- EXTRACTED INFORMATION:
+ + + + +

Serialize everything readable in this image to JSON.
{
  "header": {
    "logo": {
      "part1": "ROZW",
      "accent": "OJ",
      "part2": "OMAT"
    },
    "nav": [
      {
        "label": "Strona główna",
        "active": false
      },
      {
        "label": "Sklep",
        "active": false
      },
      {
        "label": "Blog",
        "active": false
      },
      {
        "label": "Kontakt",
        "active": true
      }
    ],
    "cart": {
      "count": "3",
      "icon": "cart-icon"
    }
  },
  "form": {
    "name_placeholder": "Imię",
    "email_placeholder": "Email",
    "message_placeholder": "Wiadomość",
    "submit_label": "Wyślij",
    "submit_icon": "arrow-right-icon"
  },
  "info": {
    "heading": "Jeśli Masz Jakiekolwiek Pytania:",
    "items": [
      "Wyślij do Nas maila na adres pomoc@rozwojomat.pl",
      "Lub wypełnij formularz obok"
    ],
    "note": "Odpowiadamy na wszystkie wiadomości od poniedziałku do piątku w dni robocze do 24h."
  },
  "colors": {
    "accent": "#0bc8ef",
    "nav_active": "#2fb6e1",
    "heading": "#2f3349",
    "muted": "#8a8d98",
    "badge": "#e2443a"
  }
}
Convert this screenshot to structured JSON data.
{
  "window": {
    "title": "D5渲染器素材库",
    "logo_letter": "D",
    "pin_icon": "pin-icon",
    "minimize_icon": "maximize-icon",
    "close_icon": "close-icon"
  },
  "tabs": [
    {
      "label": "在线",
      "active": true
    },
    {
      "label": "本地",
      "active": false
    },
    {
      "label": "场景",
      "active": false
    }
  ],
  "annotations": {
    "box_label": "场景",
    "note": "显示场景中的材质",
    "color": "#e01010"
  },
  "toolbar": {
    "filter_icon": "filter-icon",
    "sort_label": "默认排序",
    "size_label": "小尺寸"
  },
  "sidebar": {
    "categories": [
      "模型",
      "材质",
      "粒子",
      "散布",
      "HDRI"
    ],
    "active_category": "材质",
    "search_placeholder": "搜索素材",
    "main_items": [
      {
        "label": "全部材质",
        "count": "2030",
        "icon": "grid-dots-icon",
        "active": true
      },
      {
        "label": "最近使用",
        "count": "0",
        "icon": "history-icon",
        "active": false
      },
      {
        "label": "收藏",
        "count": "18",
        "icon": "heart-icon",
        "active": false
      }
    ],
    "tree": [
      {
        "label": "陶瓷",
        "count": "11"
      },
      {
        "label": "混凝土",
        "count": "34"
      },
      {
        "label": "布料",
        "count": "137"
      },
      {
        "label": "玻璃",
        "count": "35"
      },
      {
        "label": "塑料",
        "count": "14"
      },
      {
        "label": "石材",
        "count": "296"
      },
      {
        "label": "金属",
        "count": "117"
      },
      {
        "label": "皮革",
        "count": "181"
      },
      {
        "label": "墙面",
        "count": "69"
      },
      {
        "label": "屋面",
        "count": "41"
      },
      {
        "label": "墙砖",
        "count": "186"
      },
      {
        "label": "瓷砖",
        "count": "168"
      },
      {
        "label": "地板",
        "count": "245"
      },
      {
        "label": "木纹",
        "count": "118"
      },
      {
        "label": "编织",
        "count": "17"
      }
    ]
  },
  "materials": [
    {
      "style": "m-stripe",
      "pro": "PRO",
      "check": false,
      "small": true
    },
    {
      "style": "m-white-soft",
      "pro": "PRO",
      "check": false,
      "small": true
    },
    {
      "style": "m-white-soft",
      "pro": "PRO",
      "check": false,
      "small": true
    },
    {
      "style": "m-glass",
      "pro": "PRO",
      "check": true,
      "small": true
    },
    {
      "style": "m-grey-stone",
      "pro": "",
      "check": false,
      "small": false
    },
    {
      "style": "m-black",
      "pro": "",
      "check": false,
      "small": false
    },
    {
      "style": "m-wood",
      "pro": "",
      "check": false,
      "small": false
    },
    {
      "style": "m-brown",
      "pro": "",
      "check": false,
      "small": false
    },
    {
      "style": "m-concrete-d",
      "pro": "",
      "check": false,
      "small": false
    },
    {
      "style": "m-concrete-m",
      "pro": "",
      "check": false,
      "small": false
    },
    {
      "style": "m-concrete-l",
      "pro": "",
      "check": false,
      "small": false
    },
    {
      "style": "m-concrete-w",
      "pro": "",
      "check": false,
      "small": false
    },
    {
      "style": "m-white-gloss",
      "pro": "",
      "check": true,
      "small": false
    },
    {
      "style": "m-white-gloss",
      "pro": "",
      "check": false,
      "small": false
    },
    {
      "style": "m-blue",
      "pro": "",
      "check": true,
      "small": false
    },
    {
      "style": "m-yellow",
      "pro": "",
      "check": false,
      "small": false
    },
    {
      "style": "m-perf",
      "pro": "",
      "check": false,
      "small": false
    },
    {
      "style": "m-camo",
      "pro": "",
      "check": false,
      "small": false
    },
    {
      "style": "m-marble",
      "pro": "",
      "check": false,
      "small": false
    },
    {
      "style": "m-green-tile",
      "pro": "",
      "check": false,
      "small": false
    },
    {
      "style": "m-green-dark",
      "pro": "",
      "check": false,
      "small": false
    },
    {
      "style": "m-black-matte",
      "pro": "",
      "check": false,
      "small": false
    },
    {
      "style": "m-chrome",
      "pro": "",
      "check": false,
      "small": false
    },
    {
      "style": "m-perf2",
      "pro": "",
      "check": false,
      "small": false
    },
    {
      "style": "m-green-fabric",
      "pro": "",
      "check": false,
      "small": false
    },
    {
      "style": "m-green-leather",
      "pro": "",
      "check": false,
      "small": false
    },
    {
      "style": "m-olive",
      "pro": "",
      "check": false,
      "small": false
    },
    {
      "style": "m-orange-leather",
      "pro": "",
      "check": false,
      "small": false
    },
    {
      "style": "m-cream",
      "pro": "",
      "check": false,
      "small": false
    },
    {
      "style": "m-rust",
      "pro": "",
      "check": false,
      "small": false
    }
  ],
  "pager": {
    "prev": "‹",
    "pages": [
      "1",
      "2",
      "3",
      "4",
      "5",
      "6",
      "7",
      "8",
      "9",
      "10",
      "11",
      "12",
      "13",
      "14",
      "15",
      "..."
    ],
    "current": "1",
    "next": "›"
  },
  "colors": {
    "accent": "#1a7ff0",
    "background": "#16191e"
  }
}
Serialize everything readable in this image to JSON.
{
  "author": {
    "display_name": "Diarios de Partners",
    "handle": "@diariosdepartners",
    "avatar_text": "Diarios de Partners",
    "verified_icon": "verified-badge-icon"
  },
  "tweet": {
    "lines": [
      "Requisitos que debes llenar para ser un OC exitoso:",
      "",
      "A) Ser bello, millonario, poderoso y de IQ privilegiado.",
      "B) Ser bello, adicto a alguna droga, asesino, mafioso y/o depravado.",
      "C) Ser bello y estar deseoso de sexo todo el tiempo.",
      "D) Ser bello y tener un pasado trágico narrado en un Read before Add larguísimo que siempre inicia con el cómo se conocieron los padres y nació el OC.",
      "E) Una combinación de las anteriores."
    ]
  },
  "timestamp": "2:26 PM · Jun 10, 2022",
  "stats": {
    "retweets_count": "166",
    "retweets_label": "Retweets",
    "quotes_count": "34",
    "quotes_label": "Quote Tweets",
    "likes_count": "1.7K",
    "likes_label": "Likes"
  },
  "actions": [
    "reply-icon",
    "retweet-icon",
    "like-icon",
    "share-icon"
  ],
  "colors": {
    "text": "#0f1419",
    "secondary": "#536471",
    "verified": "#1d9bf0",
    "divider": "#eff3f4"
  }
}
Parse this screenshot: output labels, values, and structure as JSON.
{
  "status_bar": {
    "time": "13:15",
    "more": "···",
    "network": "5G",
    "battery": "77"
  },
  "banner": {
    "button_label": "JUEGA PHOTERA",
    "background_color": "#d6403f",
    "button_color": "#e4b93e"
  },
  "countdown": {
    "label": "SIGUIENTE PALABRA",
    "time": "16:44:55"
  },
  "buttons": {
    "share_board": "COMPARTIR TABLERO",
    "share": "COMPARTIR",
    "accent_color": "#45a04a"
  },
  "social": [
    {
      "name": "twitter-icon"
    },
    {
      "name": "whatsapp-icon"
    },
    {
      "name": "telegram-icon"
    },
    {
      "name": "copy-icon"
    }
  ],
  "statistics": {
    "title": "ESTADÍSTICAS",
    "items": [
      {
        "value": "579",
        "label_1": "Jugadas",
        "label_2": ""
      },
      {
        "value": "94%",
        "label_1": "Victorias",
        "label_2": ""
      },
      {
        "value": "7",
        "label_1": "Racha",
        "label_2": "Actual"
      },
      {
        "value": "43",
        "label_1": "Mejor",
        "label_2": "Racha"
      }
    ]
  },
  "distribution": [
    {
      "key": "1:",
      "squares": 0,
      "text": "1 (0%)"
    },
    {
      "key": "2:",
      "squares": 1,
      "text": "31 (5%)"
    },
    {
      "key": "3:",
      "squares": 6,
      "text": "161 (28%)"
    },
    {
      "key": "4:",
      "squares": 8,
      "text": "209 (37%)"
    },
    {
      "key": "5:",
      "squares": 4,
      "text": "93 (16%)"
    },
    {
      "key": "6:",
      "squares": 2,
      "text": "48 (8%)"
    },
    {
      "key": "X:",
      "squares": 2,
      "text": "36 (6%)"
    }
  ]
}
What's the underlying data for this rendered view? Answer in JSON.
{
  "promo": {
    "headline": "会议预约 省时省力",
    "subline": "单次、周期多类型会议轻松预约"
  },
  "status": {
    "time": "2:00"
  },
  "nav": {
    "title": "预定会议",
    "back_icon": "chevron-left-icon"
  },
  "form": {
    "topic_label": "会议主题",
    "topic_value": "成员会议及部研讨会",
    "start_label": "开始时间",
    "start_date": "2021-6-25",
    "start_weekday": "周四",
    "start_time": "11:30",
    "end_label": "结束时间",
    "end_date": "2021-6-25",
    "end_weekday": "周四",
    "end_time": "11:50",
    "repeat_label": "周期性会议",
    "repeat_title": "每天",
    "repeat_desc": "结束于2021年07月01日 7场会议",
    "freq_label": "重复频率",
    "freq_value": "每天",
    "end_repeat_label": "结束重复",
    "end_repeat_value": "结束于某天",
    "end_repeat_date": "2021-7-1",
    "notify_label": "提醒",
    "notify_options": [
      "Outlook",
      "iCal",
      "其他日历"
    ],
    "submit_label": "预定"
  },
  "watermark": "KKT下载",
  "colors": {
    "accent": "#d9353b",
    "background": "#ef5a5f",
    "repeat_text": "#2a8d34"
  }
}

+ + + + +

- WORK REQUIRED:
What is the number of lines in the data above that include the word "squares"? Answer with that number only.

- COMPLETE RESPONSE:
7